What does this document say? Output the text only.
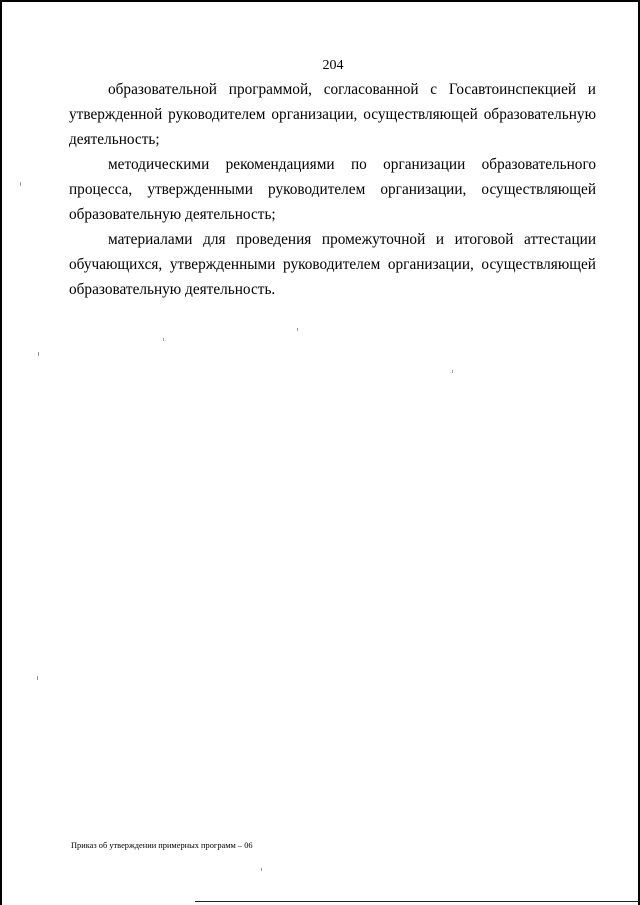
204

образовательной программой, согласованной с Госавтоинспекцией и утвержденной руководителем организации, осуществляющей образовательную деятельность;

методическими рекомендациями по организации образовательного процесса, утвержденными руководителем организации, осуществляющей образовательную деятельность;

материалами для проведения промежуточной и итоговой аттестации обучающихся, утвержденными руководителем организации, осуществляющей образовательную деятельность.

Приказ об утверждении примерных программ – 06
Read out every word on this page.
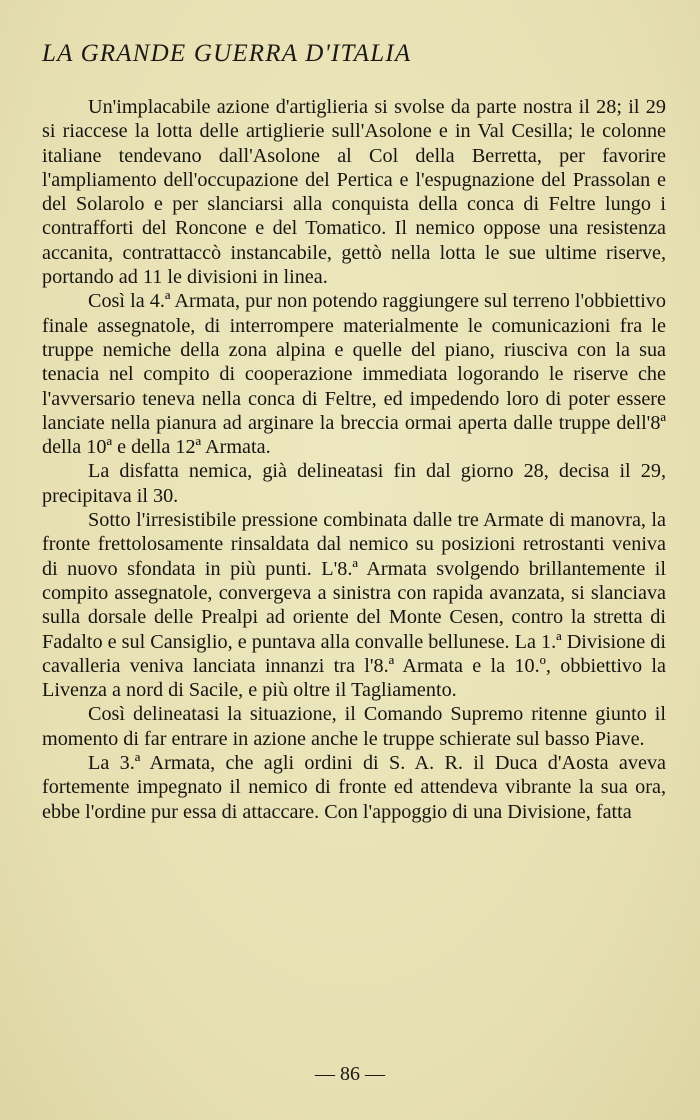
LA GRANDE GUERRA D'ITALIA

Un'implacabile azione d'artiglieria si svolse da parte nostra il 28; il 29 si riaccese la lotta delle artiglierie sull'Asolone e in Val Cesilla; le colonne italiane tendevano dall'Asolone al Col della Berretta, per favorire l'ampliamento dell'occupazione del Pertica e l'espugnazione del Prassolan e del Solarolo e per slanciarsi alla conquista della conca di Feltre lungo i contrafforti del Roncone e del Tomatico. Il nemico oppose una resistenza accanita, contrattaccò instancabile, gettò nella lotta le sue ultime riserve, portando ad 11 le divisioni in linea.

Così la 4.ª Armata, pur non potendo raggiungere sul terreno l'obbiettivo finale assegnatole, di interrompere materialmente le comunicazioni fra le truppe nemiche della zona alpina e quelle del piano, riusciva con la sua tenacia nel compito di cooperazione immediata logorando le riserve che l'avversario teneva nella conca di Feltre, ed impedendo loro di poter essere lanciate nella pianura ad arginare la breccia ormai aperta dalle truppe dell'8ª della 10ª e della 12ª Armata.

La disfatta nemica, già delineatasi fin dal giorno 28, decisa il 29, precipitava il 30.

Sotto l'irresistibile pressione combinata dalle tre Armate di manovra, la fronte frettolosamente rinsaldata dal nemico su posizioni retrostanti veniva di nuovo sfondata in più punti. L'8.ª Armata svolgendo brillantemente il compito assegnatole, convergeva a sinistra con rapida avanzata, si slanciava sulla dorsale delle Prealpi ad oriente del Monte Cesen, contro la stretta di Fadalto e sul Cansiglio, e puntava alla convalle bellunese. La 1.ª Divisione di cavalleria veniva lanciata innanzi tra l'8.ª Armata e la 10.º, obbiettivo la Livenza a nord di Sacile, e più oltre il Tagliamento.

Così delineatasi la situazione, il Comando Supremo ritenne giunto il momento di far entrare in azione anche le truppe schierate sul basso Piave.

La 3.ª Armata, che agli ordini di S. A. R. il Duca d'Aosta aveva fortemente impegnato il nemico di fronte ed attendeva vibrante la sua ora, ebbe l'ordine pur essa di attaccare. Con l'appoggio di una Divisione, fatta

— 86 —
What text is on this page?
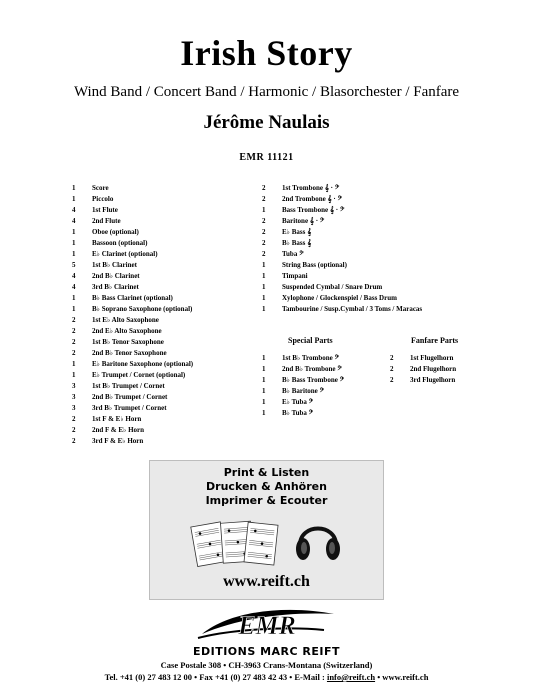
Irish Story
Wind Band / Concert Band / Harmonic / Blasorchester / Fanfare
Jérôme Naulais
EMR 11121
1	Score
1	Piccolo
4	1st Flute
4	2nd Flute
1	Oboe (optional)
1	Bassoon (optional)
1	E♭ Clarinet (optional)
5	1st B♭ Clarinet
4	2nd B♭ Clarinet
4	3rd B♭ Clarinet
1	B♭ Bass Clarinet (optional)
1	B♭ Soprano Saxophone (optional)
2	1st E♭ Alto Saxophone
2	2nd E♭ Alto Saxophone
2	1st B♭ Tenor Saxophone
2	2nd B♭ Tenor Saxophone
1	E♭ Baritone Saxophone (optional)
1	E♭ Trumpet / Cornet (optional)
3	1st B♭ Trumpet / Cornet
3	2nd B♭ Trumpet / Cornet
3	3rd B♭ Trumpet / Cornet
2	1st F & E♭ Horn
2	2nd F & E♭ Horn
2	3rd F & E♭ Horn
2	1st Trombone 𝄞 · 𝄢
2	2nd Trombone 𝄞 · 𝄢
1	Bass Trombone 𝄞 · 𝄢
2	Baritone 𝄞 · 𝄢
2	E♭ Bass 𝄞
2	B♭ Bass 𝄞
2	Tuba 𝄢
1	String Bass (optional)
1	Timpani
1	Suspended Cymbal / Snare Drum
1	Xylophone / Glockenspiel / Bass Drum
1	Tambourine / Susp.Cymbal / 3 Toms / Maracas
Special Parts	Fanfare Parts
1	1st B♭ Trombone 𝄢
1	2nd B♭ Trombone 𝄢
1	B♭ Bass Trombone 𝄢
1	B♭ Baritone 𝄢
1	E♭ Tuba 𝄢
1	B♭ Tuba 𝄢
2	1st Flugelhorn
2	2nd Flugelhorn
2	3rd Flugelhorn
Print & Listen
Drucken & Anhören
Imprimer & Ecouter
www.reift.ch
EMR
EDITIONS MARC REIFT
Case Postale 308 • CH-3963 Crans-Montana (Switzerland)
Tel. +41 (0) 27 483 12 00 • Fax +41 (0) 27 483 42 43 • E-Mail : info@reift.ch • www.reift.ch
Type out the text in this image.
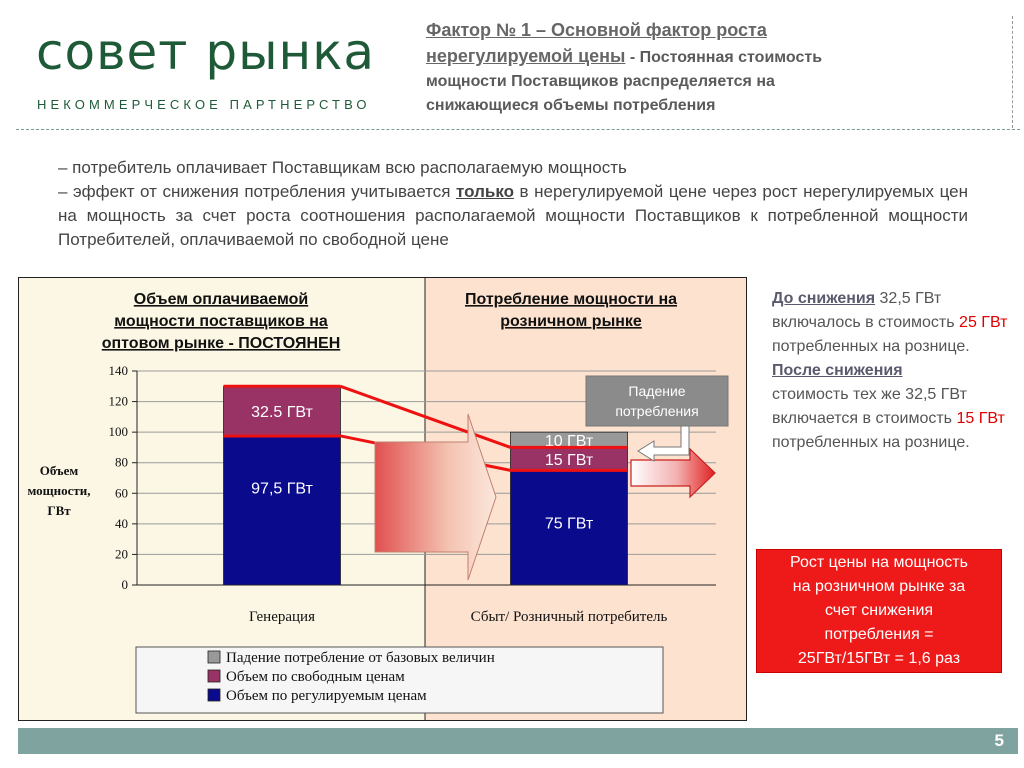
совет рынка
НЕКОММЕРЧЕСКОЕ ПАРТНЕРСТВО
Фактор № 1 – Основной фактор роста
нерегулируемой цены - Постоянная стоимость
мощности Поставщиков распределяется на
снижающиеся объемы потребления

– потребитель оплачивает Поставщикам всю располагаемую мощность

– эффект от снижения потребления учитывается только в нерегулируемой цене через рост нерегулируемых цен на мощность за счет роста соотношения располагаемой мощности Поставщиков к потребленной мощности Потребителей, оплачиваемой по свободной цене

Объем оплачиваемой
мощности поставщиков на
оптовом рынке - ПОСТОЯНЕН
Потребление мощности на
розничном рынке
0
20
40
60
80
100
120
140
Объем
мощности,
ГВт
Генерация	Сбыт/ Розничный потребитель
97,5 ГВт
75 ГВт
32.5 ГВт
15 ГВт
10 ГВт
Падение
потребления
Падение потребление от базовых величин
Объем по свободным ценам
Объем по регулируемым ценам
До снижения 32,5 ГВт включалось в стоимость 25 ГВт потребленных на рознице.
После снижения
стоимость тех же 32,5 ГВт включается в стоимость 15 ГВт потребленных на рознице.
Рост цены на мощность
на розничном рынке за
счет снижения
потребления =
25ГВт/15ГВт = 1,6 раз
5
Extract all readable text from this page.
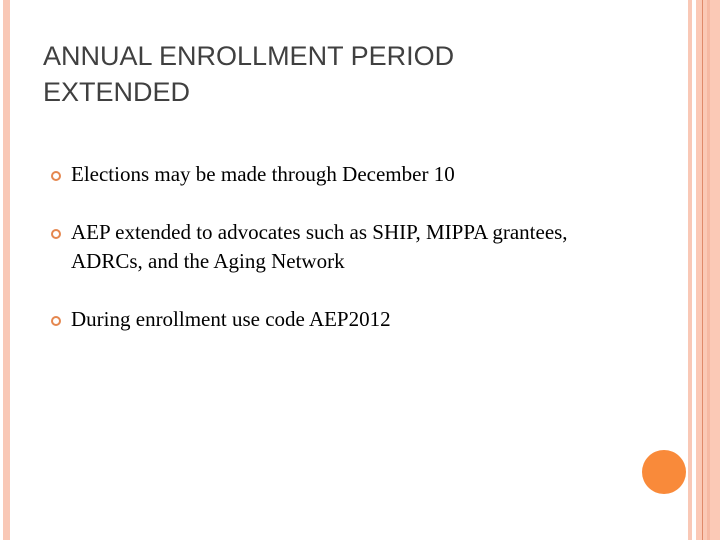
ANNUAL ENROLLMENT PERIOD EXTENDED
Elections may be made through December 10
AEP extended to advocates such as SHIP, MIPPA grantees, ADRCs, and the Aging Network
During enrollment use code AEP2012
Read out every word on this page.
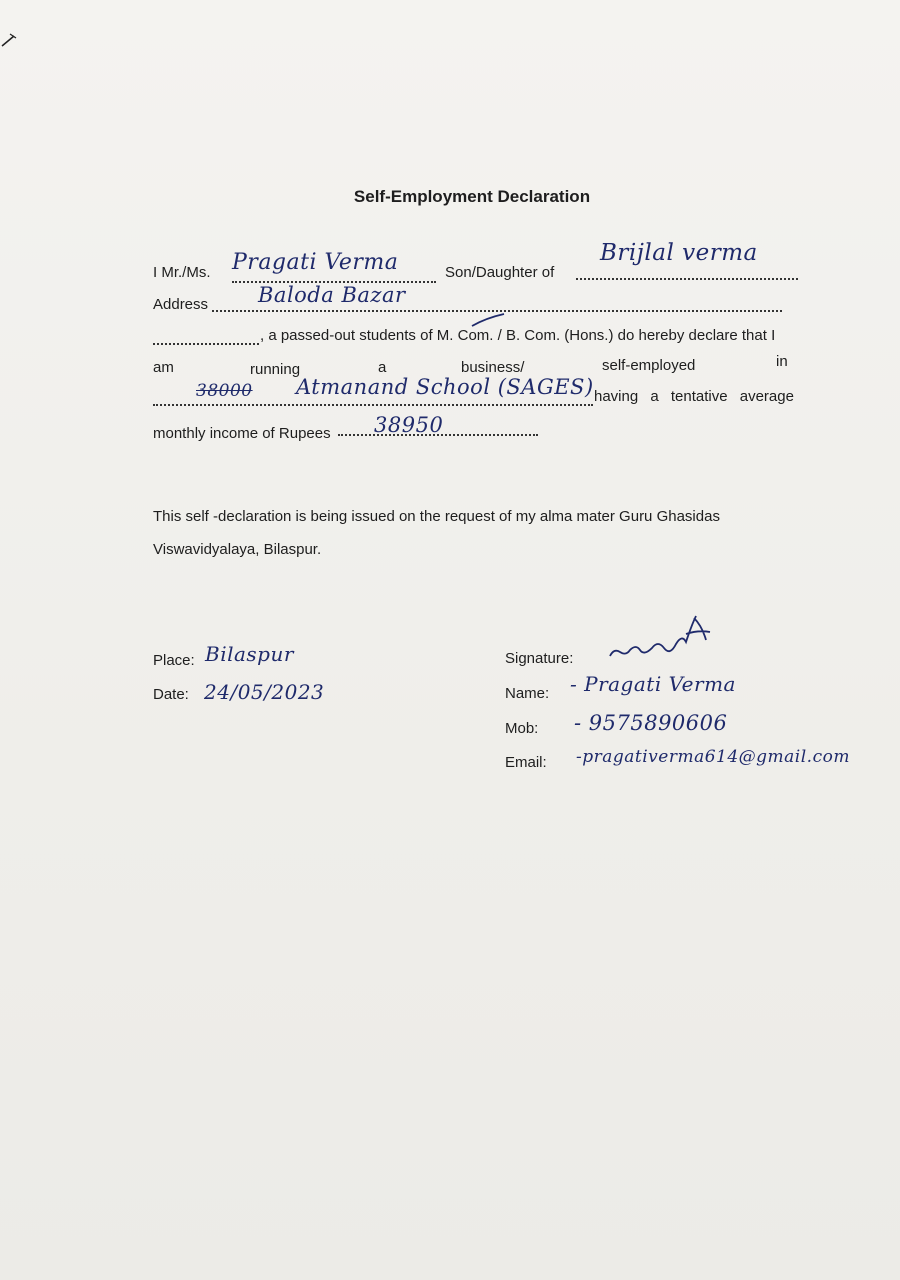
Self-Employment Declaration
I Mr./Ms. Pragati Verma	Son/Daughter of
Brijlal verma
Address Baloda Bazar
, a passed-out students of M. Com. / B. Com. (Hons.) do hereby declare that I
am	running	a	business/	self-employed	in
38000 Atmanand School (SAGES) having a tentative average
monthly income of Rupees 38950
This self -declaration is being issued on the request of my alma mater Guru Ghasidas
Viswavidyalaya, Bilaspur.
Place: Bilaspur
Date: 24/05/2023
Signature:
Name: - Pragati Verma
Mob: - 9575890606
Email: -pragativerma614@gmail.com
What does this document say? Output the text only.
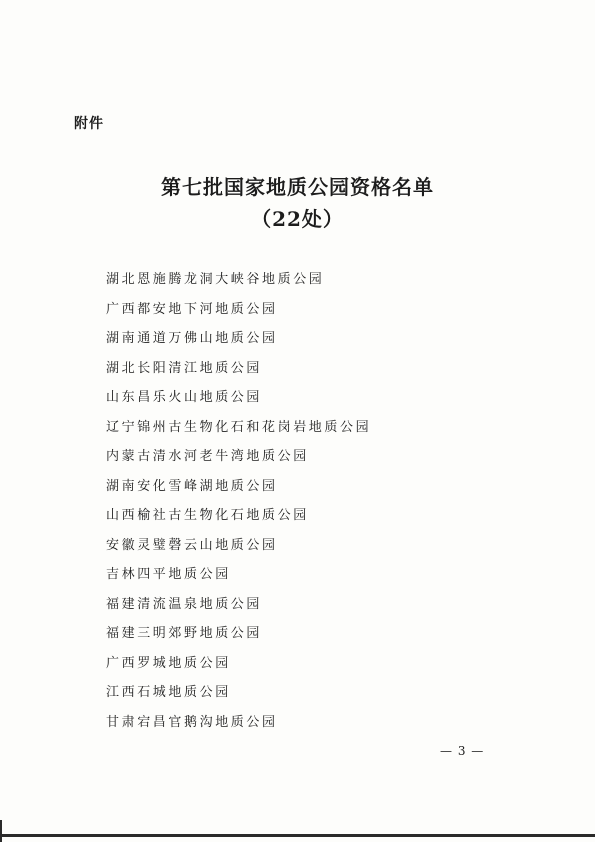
附件
第七批国家地质公园资格名单
（22处）
湖北恩施腾龙洞大峡谷地质公园
广西都安地下河地质公园
湖南通道万佛山地质公园
湖北长阳清江地质公园
山东昌乐火山地质公园
辽宁锦州古生物化石和花岗岩地质公园
内蒙古清水河老牛湾地质公园
湖南安化雪峰湖地质公园
山西榆社古生物化石地质公园
安徽灵璧磬云山地质公园
吉林四平地质公园
福建清流温泉地质公园
福建三明郊野地质公园
广西罗城地质公园
江西石城地质公园
甘肃宕昌官鹅沟地质公园
— 3 —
------
Description of the task
Every line containing the string "Cornet" must be listed.

Expected answer
1	E♭ Trumpet / Cornet (optional)
3	1st B♭ Trumpet / Cornet
3	2nd B♭ Trumpet / Cornet
3	3rd B♭ Trumpet / Cornet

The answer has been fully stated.